[Figure record extracts]
########

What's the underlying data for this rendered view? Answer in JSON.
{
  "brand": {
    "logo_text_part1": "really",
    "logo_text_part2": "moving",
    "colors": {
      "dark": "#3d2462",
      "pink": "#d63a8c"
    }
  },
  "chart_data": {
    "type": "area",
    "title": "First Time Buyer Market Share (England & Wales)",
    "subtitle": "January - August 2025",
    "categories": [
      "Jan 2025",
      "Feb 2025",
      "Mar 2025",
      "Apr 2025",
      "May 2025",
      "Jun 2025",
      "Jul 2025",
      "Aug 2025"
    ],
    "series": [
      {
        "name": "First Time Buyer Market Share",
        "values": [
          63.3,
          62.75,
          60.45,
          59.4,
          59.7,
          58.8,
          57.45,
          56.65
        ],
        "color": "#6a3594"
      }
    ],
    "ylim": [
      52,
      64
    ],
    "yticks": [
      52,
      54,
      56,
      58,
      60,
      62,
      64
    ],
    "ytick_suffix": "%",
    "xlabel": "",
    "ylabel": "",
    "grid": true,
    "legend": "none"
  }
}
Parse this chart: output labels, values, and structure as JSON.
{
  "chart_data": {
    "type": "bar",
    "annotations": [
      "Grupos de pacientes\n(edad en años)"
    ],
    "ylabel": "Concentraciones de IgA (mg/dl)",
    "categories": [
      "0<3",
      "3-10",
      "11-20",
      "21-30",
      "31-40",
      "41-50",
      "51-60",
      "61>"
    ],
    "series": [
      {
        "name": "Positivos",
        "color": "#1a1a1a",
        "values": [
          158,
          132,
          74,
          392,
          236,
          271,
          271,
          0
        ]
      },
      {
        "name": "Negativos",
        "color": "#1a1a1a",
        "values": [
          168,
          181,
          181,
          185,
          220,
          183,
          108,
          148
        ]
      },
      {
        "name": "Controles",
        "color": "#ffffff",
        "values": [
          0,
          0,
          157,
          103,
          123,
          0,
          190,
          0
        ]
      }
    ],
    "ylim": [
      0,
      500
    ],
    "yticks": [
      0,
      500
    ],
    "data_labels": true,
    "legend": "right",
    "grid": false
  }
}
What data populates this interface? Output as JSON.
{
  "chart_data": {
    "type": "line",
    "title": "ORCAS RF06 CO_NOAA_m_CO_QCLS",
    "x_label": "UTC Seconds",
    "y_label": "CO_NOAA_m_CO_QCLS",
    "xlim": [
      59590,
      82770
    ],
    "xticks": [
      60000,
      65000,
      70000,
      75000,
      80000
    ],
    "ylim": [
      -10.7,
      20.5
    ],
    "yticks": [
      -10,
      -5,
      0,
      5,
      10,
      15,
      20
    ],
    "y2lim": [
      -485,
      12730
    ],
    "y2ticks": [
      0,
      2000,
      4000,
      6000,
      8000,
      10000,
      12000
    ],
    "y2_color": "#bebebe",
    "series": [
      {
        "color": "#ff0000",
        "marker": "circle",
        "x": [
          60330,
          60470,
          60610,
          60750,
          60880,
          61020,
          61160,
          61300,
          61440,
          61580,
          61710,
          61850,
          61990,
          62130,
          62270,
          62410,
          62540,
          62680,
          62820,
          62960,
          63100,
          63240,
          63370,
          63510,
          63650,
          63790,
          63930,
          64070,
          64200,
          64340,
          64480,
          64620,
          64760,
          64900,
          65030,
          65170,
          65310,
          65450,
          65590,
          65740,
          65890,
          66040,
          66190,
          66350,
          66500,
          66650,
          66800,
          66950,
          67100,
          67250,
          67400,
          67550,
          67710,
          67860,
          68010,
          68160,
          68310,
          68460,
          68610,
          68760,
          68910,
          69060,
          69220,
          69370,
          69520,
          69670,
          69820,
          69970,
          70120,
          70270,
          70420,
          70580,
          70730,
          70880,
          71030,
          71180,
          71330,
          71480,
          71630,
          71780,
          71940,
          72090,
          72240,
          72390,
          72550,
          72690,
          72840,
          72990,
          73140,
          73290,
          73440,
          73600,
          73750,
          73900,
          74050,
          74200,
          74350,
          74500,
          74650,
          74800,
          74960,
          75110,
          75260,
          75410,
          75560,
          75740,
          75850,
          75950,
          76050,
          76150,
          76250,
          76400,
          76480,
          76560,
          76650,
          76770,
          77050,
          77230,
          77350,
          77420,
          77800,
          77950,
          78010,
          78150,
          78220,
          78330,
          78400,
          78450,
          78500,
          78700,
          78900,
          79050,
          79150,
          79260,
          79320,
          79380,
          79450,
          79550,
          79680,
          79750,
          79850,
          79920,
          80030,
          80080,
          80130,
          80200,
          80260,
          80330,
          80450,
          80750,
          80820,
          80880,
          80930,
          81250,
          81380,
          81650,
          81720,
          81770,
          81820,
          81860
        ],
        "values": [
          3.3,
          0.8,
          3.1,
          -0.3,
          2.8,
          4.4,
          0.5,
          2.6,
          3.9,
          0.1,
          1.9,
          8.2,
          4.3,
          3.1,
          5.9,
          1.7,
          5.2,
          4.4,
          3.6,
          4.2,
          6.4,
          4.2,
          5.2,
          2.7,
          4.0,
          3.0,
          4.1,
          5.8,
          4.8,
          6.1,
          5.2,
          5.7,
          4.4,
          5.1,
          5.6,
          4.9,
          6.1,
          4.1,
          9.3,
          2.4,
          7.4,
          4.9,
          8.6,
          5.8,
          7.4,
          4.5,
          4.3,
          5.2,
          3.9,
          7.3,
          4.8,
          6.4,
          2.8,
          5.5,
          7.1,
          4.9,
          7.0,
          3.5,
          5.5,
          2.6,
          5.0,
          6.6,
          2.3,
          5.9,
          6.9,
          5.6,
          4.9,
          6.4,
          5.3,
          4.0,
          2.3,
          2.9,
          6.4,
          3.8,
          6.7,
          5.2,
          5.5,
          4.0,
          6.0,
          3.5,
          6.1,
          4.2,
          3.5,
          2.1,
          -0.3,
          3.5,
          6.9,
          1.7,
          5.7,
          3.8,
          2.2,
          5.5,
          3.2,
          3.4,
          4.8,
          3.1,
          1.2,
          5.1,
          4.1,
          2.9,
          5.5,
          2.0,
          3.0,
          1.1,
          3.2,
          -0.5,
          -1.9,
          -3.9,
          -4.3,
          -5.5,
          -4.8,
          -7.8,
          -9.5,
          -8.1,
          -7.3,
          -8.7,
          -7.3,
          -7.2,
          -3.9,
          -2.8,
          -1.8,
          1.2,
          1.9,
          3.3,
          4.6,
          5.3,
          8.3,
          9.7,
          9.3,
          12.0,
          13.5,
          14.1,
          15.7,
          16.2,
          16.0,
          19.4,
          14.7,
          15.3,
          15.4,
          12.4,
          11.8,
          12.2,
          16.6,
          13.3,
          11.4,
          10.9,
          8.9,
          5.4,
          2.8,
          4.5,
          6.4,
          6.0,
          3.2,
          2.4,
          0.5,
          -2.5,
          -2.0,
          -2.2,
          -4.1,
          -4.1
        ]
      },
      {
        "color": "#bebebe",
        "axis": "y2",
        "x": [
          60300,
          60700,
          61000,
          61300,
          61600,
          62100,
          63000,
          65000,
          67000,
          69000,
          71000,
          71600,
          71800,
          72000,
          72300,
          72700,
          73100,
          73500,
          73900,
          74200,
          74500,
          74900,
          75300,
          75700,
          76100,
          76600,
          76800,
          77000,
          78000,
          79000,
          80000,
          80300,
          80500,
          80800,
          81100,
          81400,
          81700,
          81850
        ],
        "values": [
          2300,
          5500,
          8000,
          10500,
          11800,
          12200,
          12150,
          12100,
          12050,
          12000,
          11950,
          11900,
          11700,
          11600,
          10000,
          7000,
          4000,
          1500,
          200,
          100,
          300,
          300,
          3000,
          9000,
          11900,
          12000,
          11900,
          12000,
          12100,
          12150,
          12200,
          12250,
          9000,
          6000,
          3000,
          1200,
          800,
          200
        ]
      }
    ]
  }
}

########

# Exercise aim
In the lines above, find each one with "ylabel" and list it.

# Answer to this exercise
    "ylabel": "",
    "ylabel": "Concentraciones de IgA (mg/dl)",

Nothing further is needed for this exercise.